=== TASK GOAL ===
Will you transcribe the entries that follow, exactly and in full?

=== GIVEN DATA ===
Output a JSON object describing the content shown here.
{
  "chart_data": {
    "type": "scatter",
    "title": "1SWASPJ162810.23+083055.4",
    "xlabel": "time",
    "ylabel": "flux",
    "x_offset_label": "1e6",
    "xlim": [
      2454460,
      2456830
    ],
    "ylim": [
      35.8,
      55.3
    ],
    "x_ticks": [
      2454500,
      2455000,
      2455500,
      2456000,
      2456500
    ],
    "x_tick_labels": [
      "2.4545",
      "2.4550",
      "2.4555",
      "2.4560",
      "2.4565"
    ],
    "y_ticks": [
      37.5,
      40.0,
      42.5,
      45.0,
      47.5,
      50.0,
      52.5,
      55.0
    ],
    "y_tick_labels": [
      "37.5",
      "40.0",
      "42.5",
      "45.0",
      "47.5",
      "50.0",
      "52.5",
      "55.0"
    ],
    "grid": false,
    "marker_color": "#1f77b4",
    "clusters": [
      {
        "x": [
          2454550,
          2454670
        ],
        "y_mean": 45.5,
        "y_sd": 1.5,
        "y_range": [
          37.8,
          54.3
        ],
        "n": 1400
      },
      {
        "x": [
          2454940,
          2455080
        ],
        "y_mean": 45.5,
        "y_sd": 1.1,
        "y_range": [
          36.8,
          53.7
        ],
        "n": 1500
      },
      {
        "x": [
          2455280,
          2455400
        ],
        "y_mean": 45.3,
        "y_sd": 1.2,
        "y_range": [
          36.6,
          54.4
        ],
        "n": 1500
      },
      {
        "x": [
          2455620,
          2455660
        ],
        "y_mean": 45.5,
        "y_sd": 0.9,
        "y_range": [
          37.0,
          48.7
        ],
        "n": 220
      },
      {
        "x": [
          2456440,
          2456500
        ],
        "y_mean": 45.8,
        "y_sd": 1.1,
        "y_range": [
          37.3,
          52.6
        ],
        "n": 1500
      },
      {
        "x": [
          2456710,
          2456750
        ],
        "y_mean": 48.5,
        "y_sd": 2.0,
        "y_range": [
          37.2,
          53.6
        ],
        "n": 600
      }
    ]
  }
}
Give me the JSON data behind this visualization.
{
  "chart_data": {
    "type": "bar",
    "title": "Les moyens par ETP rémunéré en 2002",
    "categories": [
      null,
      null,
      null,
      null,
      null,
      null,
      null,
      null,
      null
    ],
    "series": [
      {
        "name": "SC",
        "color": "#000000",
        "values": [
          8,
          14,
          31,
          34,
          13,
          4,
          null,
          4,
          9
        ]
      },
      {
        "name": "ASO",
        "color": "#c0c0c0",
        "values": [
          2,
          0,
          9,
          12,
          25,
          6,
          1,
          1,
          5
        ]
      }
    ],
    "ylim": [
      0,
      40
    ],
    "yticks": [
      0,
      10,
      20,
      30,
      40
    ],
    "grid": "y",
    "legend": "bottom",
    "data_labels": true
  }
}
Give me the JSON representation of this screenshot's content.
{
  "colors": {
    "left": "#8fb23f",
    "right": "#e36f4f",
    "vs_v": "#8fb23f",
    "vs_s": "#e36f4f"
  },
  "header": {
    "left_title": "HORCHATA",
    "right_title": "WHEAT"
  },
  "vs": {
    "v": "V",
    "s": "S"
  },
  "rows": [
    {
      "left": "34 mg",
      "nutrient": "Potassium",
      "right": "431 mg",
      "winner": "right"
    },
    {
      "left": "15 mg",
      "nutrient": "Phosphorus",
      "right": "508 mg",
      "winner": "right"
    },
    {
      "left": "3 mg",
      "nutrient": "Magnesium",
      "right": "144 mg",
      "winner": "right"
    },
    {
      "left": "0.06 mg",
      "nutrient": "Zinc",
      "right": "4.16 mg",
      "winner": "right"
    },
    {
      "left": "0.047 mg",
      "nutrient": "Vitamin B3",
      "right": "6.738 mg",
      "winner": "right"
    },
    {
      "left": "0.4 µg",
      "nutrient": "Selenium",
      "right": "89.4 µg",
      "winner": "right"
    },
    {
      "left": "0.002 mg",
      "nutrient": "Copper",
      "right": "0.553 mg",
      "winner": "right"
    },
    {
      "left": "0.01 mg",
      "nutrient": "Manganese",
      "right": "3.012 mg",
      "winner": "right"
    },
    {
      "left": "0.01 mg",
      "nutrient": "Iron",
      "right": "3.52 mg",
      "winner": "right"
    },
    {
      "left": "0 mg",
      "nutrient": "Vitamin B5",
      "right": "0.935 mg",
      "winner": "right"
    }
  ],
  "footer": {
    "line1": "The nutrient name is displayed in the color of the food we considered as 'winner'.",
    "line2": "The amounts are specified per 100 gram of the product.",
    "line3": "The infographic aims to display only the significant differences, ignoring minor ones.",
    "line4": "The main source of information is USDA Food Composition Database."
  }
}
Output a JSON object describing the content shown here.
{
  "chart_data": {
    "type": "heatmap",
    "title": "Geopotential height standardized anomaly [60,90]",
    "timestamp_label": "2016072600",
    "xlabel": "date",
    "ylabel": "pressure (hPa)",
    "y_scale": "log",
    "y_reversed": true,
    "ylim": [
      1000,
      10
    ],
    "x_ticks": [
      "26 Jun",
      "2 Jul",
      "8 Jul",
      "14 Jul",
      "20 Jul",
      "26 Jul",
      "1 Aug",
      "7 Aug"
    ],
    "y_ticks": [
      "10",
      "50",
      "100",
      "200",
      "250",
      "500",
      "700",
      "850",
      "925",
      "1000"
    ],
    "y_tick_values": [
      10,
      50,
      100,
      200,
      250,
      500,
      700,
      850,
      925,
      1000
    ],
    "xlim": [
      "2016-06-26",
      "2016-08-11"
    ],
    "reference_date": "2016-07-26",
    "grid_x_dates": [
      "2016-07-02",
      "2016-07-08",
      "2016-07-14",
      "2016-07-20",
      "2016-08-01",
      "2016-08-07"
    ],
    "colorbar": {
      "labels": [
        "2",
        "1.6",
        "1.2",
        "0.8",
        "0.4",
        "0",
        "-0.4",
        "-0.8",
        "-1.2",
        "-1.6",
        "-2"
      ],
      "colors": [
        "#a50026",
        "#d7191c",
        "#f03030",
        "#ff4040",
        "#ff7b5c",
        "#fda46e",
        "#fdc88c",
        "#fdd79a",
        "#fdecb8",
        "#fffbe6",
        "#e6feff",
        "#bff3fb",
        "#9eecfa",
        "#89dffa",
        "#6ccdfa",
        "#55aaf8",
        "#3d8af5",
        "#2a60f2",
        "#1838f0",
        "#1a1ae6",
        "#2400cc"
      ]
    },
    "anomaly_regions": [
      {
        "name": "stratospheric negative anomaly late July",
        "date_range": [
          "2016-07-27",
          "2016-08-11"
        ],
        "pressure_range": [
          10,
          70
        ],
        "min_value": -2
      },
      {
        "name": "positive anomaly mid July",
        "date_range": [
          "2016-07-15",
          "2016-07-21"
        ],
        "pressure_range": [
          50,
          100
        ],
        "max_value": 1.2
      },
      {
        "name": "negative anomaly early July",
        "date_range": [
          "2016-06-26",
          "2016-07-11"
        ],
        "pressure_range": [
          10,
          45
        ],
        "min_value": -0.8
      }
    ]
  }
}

=== RESPONSE TO THIS EXERCISE ===
Output a JSON object describing the content shown here.
{
  "chart_data": {
    "type": "scatter",
    "title": "1SWASPJ162810.23+083055.4",
    "xlabel": "time",
    "ylabel": "flux",
    "x_offset_label": "1e6",
    "xlim": [
      2454460,
      2456830
    ],
    "ylim": [
      35.8,
      55.3
    ],
    "x_ticks": [
      2454500,
      2455000,
      2455500,
      2456000,
      2456500
    ],
    "x_tick_labels": [
      "2.4545",
      "2.4550",
      "2.4555",
      "2.4560",
      "2.4565"
    ],
    "y_ticks": [
      37.5,
      40.0,
      42.5,
      45.0,
      47.5,
      50.0,
      52.5,
      55.0
    ],
    "y_tick_labels": [
      "37.5",
      "40.0",
      "42.5",
      "45.0",
      "47.5",
      "50.0",
      "52.5",
      "55.0"
    ],
    "grid": false,
    "marker_color": "#1f77b4",
    "clusters": [
      {
        "x": [
          2454550,
          2454670
        ],
        "y_mean": 45.5,
        "y_sd": 1.5,
        "y_range": [
          37.8,
          54.3
        ],
        "n": 1400
      },
      {
        "x": [
          2454940,
          2455080
        ],
        "y_mean": 45.5,
        "y_sd": 1.1,
        "y_range": [
          36.8,
          53.7
        ],
        "n": 1500
      },
      {
        "x": [
          2455280,
          2455400
        ],
        "y_mean": 45.3,
        "y_sd": 1.2,
        "y_range": [
          36.6,
          54.4
        ],
        "n": 1500
      },
      {
        "x": [
          2455620,
          2455660
        ],
        "y_mean": 45.5,
        "y_sd": 0.9,
        "y_range": [
          37.0,
          48.7
        ],
        "n": 220
      },
      {
        "x": [
          2456440,
          2456500
        ],
        "y_mean": 45.8,
        "y_sd": 1.1,
        "y_range": [
          37.3,
          52.6
        ],
        "n": 1500
      },
      {
        "x": [
          2456710,
          2456750
        ],
        "y_mean": 48.5,
        "y_sd": 2.0,
        "y_range": [
          37.2,
          53.6
        ],
        "n": 600
      }
    ]
  }
}
Give me the JSON data behind this visualization.
{
  "chart_data": {
    "type": "bar",
    "title": "Les moyens par ETP rémunéré en 2002",
    "categories": [
      null,
      null,
      null,
      null,
      null,
      null,
      null,
      null,
      null
    ],
    "series": [
      {
        "name": "SC",
        "color": "#000000",
        "values": [
          8,
          14,
          31,
          34,
          13,
          4,
          null,
          4,
          9
        ]
      },
      {
        "name": "ASO",
        "color": "#c0c0c0",
        "values": [
          2,
          0,
          9,
          12,
          25,
          6,
          1,
          1,
          5
        ]
      }
    ],
    "ylim": [
      0,
      40
    ],
    "yticks": [
      0,
      10,
      20,
      30,
      40
    ],
    "grid": "y",
    "legend": "bottom",
    "data_labels": true
  }
}
Give me the JSON representation of this screenshot's content.
{
  "colors": {
    "left": "#8fb23f",
    "right": "#e36f4f",
    "vs_v": "#8fb23f",
    "vs_s": "#e36f4f"
  },
  "header": {
    "left_title": "HORCHATA",
    "right_title": "WHEAT"
  },
  "vs": {
    "v": "V",
    "s": "S"
  },
  "rows": [
    {
      "left": "34 mg",
      "nutrient": "Potassium",
      "right": "431 mg",
      "winner": "right"
    },
    {
      "left": "15 mg",
      "nutrient": "Phosphorus",
      "right": "508 mg",
      "winner": "right"
    },
    {
      "left": "3 mg",
      "nutrient": "Magnesium",
      "right": "144 mg",
      "winner": "right"
    },
    {
      "left": "0.06 mg",
      "nutrient": "Zinc",
      "right": "4.16 mg",
      "winner": "right"
    },
    {
      "left": "0.047 mg",
      "nutrient": "Vitamin B3",
      "right": "6.738 mg",
      "winner": "right"
    },
    {
      "left": "0.4 µg",
      "nutrient": "Selenium",
      "right": "89.4 µg",
      "winner": "right"
    },
    {
      "left": "0.002 mg",
      "nutrient": "Copper",
      "right": "0.553 mg",
      "winner": "right"
    },
    {
      "left": "0.01 mg",
      "nutrient": "Manganese",
      "right": "3.012 mg",
      "winner": "right"
    },
    {
      "left": "0.01 mg",
      "nutrient": "Iron",
      "right": "3.52 mg",
      "winner": "right"
    },
    {
      "left": "0 mg",
      "nutrient": "Vitamin B5",
      "right": "0.935 mg",
      "winner": "right"
    }
  ],
  "footer": {
    "line1": "The nutrient name is displayed in the color of the food we considered as 'winner'.",
    "line2": "The amounts are specified per 100 gram of the product.",
    "line3": "The infographic aims to display only the significant differences, ignoring minor ones.",
    "line4": "The main source of information is USDA Food Composition Database."
  }
}
Output a JSON object describing the content shown here.
{
  "chart_data": {
    "type": "heatmap",
    "title": "Geopotential height standardized anomaly [60,90]",
    "timestamp_label": "2016072600",
    "xlabel": "date",
    "ylabel": "pressure (hPa)",
    "y_scale": "log",
    "y_reversed": true,
    "ylim": [
      1000,
      10
    ],
    "x_ticks": [
      "26 Jun",
      "2 Jul",
      "8 Jul",
      "14 Jul",
      "20 Jul",
      "26 Jul",
      "1 Aug",
      "7 Aug"
    ],
    "y_ticks": [
      "10",
      "50",
      "100",
      "200",
      "250",
      "500",
      "700",
      "850",
      "925",
      "1000"
    ],
    "y_tick_values": [
      10,
      50,
      100,
      200,
      250,
      500,
      700,
      850,
      925,
      1000
    ],
    "xlim": [
      "2016-06-26",
      "2016-08-11"
    ],
    "reference_date": "2016-07-26",
    "grid_x_dates": [
      "2016-07-02",
      "2016-07-08",
      "2016-07-14",
      "2016-07-20",
      "2016-08-01",
      "2016-08-07"
    ],
    "colorbar": {
      "labels": [
        "2",
        "1.6",
        "1.2",
        "0.8",
        "0.4",
        "0",
        "-0.4",
        "-0.8",
        "-1.2",
        "-1.6",
        "-2"
      ],
      "colors": [
        "#a50026",
        "#d7191c",
        "#f03030",
        "#ff4040",
        "#ff7b5c",
        "#fda46e",
        "#fdc88c",
        "#fdd79a",
        "#fdecb8",
        "#fffbe6",
        "#e6feff",
        "#bff3fb",
        "#9eecfa",
        "#89dffa",
        "#6ccdfa",
        "#55aaf8",
        "#3d8af5",
        "#2a60f2",
        "#1838f0",
        "#1a1ae6",
        "#2400cc"
      ]
    },
    "anomaly_regions": [
      {
        "name": "stratospheric negative anomaly late July",
        "date_range": [
          "2016-07-27",
          "2016-08-11"
        ],
        "pressure_range": [
          10,
          70
        ],
        "min_value": -2
      },
      {
        "name": "positive anomaly mid July",
        "date_range": [
          "2016-07-15",
          "2016-07-21"
        ],
        "pressure_range": [
          50,
          100
        ],
        "max_value": 1.2
      },
      {
        "name": "negative anomaly early July",
        "date_range": [
          "2016-06-26",
          "2016-07-11"
        ],
        "pressure_range": [
          10,
          45
        ],
        "min_value": -0.8
      }
    ]
  }
}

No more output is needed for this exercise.